Goal: Write out the material below again, unchanged.

Raw data:
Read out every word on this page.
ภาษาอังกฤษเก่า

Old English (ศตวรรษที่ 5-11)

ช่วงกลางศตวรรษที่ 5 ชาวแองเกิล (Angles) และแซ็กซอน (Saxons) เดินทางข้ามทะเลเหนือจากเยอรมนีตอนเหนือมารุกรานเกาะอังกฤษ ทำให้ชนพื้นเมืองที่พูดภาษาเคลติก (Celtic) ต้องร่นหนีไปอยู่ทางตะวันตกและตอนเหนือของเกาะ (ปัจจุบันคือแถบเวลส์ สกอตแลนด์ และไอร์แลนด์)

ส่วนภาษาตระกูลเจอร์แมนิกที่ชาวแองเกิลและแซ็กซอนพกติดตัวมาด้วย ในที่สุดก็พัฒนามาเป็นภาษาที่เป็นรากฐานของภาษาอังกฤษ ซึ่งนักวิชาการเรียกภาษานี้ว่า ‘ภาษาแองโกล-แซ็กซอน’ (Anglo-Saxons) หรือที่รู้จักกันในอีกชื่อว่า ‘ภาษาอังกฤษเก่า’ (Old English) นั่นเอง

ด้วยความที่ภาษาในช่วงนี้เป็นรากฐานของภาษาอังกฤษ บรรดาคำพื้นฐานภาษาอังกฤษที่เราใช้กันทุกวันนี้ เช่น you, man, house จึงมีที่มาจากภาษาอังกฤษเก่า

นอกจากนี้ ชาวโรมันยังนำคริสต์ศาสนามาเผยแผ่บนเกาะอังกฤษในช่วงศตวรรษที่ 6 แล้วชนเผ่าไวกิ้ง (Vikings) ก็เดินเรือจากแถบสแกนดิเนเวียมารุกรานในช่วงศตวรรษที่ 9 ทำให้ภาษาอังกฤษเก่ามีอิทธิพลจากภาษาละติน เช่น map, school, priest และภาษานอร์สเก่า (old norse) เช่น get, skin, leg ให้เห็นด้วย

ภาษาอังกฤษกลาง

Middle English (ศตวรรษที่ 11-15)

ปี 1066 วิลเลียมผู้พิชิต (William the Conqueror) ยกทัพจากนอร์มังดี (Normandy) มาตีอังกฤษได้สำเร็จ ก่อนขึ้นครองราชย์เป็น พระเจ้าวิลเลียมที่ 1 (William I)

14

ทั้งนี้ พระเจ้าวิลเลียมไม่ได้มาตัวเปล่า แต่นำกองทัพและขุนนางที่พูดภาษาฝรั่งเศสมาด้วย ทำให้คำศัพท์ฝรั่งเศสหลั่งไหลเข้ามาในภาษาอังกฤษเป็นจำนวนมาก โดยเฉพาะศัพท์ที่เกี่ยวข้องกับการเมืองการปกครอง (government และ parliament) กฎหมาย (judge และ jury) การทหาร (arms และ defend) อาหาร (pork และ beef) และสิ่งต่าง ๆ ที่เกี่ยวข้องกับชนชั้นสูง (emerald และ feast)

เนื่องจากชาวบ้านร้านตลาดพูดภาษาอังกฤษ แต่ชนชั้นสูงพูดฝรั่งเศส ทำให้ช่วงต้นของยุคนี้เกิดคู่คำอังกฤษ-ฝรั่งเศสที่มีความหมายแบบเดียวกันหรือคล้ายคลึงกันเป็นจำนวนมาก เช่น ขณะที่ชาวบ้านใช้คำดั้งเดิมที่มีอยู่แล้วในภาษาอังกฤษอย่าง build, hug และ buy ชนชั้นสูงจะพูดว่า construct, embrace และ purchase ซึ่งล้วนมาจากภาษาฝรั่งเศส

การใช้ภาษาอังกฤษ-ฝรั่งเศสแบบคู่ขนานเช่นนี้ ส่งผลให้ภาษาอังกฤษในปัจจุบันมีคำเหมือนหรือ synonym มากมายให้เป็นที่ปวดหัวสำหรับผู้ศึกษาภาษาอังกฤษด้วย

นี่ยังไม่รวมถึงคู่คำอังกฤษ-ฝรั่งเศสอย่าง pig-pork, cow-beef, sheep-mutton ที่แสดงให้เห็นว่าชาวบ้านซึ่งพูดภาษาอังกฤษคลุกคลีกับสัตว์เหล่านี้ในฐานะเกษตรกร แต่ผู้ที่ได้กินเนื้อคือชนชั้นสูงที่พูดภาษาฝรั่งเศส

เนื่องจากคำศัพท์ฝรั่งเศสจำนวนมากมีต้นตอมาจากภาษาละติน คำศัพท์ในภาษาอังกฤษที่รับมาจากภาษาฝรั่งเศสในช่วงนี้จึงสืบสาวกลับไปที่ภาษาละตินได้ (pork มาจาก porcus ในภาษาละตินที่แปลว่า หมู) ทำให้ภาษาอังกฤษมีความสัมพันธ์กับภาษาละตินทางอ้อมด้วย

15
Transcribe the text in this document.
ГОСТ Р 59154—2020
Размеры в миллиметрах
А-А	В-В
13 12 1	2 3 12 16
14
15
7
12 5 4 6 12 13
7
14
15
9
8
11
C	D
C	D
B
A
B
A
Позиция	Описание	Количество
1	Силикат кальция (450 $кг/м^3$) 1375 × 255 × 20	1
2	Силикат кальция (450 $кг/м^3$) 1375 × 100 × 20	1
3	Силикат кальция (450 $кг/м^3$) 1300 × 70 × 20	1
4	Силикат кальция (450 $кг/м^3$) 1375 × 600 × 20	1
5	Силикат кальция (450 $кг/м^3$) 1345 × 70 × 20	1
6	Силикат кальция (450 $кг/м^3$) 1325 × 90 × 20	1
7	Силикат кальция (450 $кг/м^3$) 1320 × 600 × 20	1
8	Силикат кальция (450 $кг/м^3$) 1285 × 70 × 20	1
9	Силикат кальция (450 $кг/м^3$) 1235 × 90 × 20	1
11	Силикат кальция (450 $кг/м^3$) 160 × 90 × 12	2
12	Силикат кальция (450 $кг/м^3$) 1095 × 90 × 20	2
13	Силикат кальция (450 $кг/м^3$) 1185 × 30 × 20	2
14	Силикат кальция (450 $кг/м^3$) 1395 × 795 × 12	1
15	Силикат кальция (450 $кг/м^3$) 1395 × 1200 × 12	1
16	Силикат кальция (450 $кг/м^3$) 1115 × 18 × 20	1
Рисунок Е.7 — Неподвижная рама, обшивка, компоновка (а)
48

Finished exercise:
Read out every word on this page.
ภาษาอังกฤษเก่า

Old English (ศตวรรษที่ 5-11)

ช่วงกลางศตวรรษที่ 5 ชาวแองเกิล (Angles) และแซ็กซอน (Saxons) เดินทางข้ามทะเลเหนือจากเยอรมนีตอนเหนือมารุกรานเกาะอังกฤษ ทำให้ชนพื้นเมืองที่พูดภาษาเคลติก (Celtic) ต้องร่นหนีไปอยู่ทางตะวันตกและตอนเหนือของเกาะ (ปัจจุบันคือแถบเวลส์ สกอตแลนด์ และไอร์แลนด์)

ส่วนภาษาตระกูลเจอร์แมนิกที่ชาวแองเกิลและแซ็กซอนพกติดตัวมาด้วย ในที่สุดก็พัฒนามาเป็นภาษาที่เป็นรากฐานของภาษาอังกฤษ ซึ่งนักวิชาการเรียกภาษานี้ว่า ‘ภาษาแองโกล-แซ็กซอน’ (Anglo-Saxons) หรือที่รู้จักกันในอีกชื่อว่า ‘ภาษาอังกฤษเก่า’ (Old English) นั่นเอง

ด้วยความที่ภาษาในช่วงนี้เป็นรากฐานของภาษาอังกฤษ บรรดาคำพื้นฐานภาษาอังกฤษที่เราใช้กันทุกวันนี้ เช่น you, man, house จึงมีที่มาจากภาษาอังกฤษเก่า

นอกจากนี้ ชาวโรมันยังนำคริสต์ศาสนามาเผยแผ่บนเกาะอังกฤษในช่วงศตวรรษที่ 6 แล้วชนเผ่าไวกิ้ง (Vikings) ก็เดินเรือจากแถบสแกนดิเนเวียมารุกรานในช่วงศตวรรษที่ 9 ทำให้ภาษาอังกฤษเก่ามีอิทธิพลจากภาษาละติน เช่น map, school, priest และภาษานอร์สเก่า (old norse) เช่น get, skin, leg ให้เห็นด้วย

ภาษาอังกฤษกลาง

Middle English (ศตวรรษที่ 11-15)

ปี 1066 วิลเลียมผู้พิชิต (William the Conqueror) ยกทัพจากนอร์มังดี (Normandy) มาตีอังกฤษได้สำเร็จ ก่อนขึ้นครองราชย์เป็น พระเจ้าวิลเลียมที่ 1 (William I)

14

ทั้งนี้ พระเจ้าวิลเลียมไม่ได้มาตัวเปล่า แต่นำกองทัพและขุนนางที่พูดภาษาฝรั่งเศสมาด้วย ทำให้คำศัพท์ฝรั่งเศสหลั่งไหลเข้ามาในภาษาอังกฤษเป็นจำนวนมาก โดยเฉพาะศัพท์ที่เกี่ยวข้องกับการเมืองการปกครอง (government และ parliament) กฎหมาย (judge และ jury) การทหาร (arms และ defend) อาหาร (pork และ beef) และสิ่งต่าง ๆ ที่เกี่ยวข้องกับชนชั้นสูง (emerald และ feast)

เนื่องจากชาวบ้านร้านตลาดพูดภาษาอังกฤษ แต่ชนชั้นสูงพูดฝรั่งเศส ทำให้ช่วงต้นของยุคนี้เกิดคู่คำอังกฤษ-ฝรั่งเศสที่มีความหมายแบบเดียวกันหรือคล้ายคลึงกันเป็นจำนวนมาก เช่น ขณะที่ชาวบ้านใช้คำดั้งเดิมที่มีอยู่แล้วในภาษาอังกฤษอย่าง build, hug และ buy ชนชั้นสูงจะพูดว่า construct, embrace และ purchase ซึ่งล้วนมาจากภาษาฝรั่งเศส

การใช้ภาษาอังกฤษ-ฝรั่งเศสแบบคู่ขนานเช่นนี้ ส่งผลให้ภาษาอังกฤษในปัจจุบันมีคำเหมือนหรือ synonym มากมายให้เป็นที่ปวดหัวสำหรับผู้ศึกษาภาษาอังกฤษด้วย

นี่ยังไม่รวมถึงคู่คำอังกฤษ-ฝรั่งเศสอย่าง pig-pork, cow-beef, sheep-mutton ที่แสดงให้เห็นว่าชาวบ้านซึ่งพูดภาษาอังกฤษคลุกคลีกับสัตว์เหล่านี้ในฐานะเกษตรกร แต่ผู้ที่ได้กินเนื้อคือชนชั้นสูงที่พูดภาษาฝรั่งเศส

เนื่องจากคำศัพท์ฝรั่งเศสจำนวนมากมีต้นตอมาจากภาษาละติน คำศัพท์ในภาษาอังกฤษที่รับมาจากภาษาฝรั่งเศสในช่วงนี้จึงสืบสาวกลับไปที่ภาษาละตินได้ (pork มาจาก porcus ในภาษาละตินที่แปลว่า หมู) ทำให้ภาษาอังกฤษมีความสัมพันธ์กับภาษาละตินทางอ้อมด้วย

15
Transcribe the text in this document.
ГОСТ Р 59154—2020
Размеры в миллиметрах
А-А	В-В
13 12 1	2 3 12 16
14
15
7
12 5 4 6 12 13
7
14
15
9
8
11
C	D
C	D
B
A
B
A
Позиция	Описание	Количество
1	Силикат кальция (450 $кг/м^3$) 1375 × 255 × 20	1
2	Силикат кальция (450 $кг/м^3$) 1375 × 100 × 20	1
3	Силикат кальция (450 $кг/м^3$) 1300 × 70 × 20	1
4	Силикат кальция (450 $кг/м^3$) 1375 × 600 × 20	1
5	Силикат кальция (450 $кг/м^3$) 1345 × 70 × 20	1
6	Силикат кальция (450 $кг/м^3$) 1325 × 90 × 20	1
7	Силикат кальция (450 $кг/м^3$) 1320 × 600 × 20	1
8	Силикат кальция (450 $кг/м^3$) 1285 × 70 × 20	1
9	Силикат кальция (450 $кг/м^3$) 1235 × 90 × 20	1
11	Силикат кальция (450 $кг/м^3$) 160 × 90 × 12	2
12	Силикат кальция (450 $кг/м^3$) 1095 × 90 × 20	2
13	Силикат кальция (450 $кг/м^3$) 1185 × 30 × 20	2
14	Силикат кальция (450 $кг/м^3$) 1395 × 795 × 12	1
15	Силикат кальция (450 $кг/м^3$) 1395 × 1200 × 12	1
16	Силикат кальция (450 $кг/м^3$) 1115 × 18 × 20	1
Рисунок Е.7 — Неподвижная рама, обшивка, компоновка (а)
48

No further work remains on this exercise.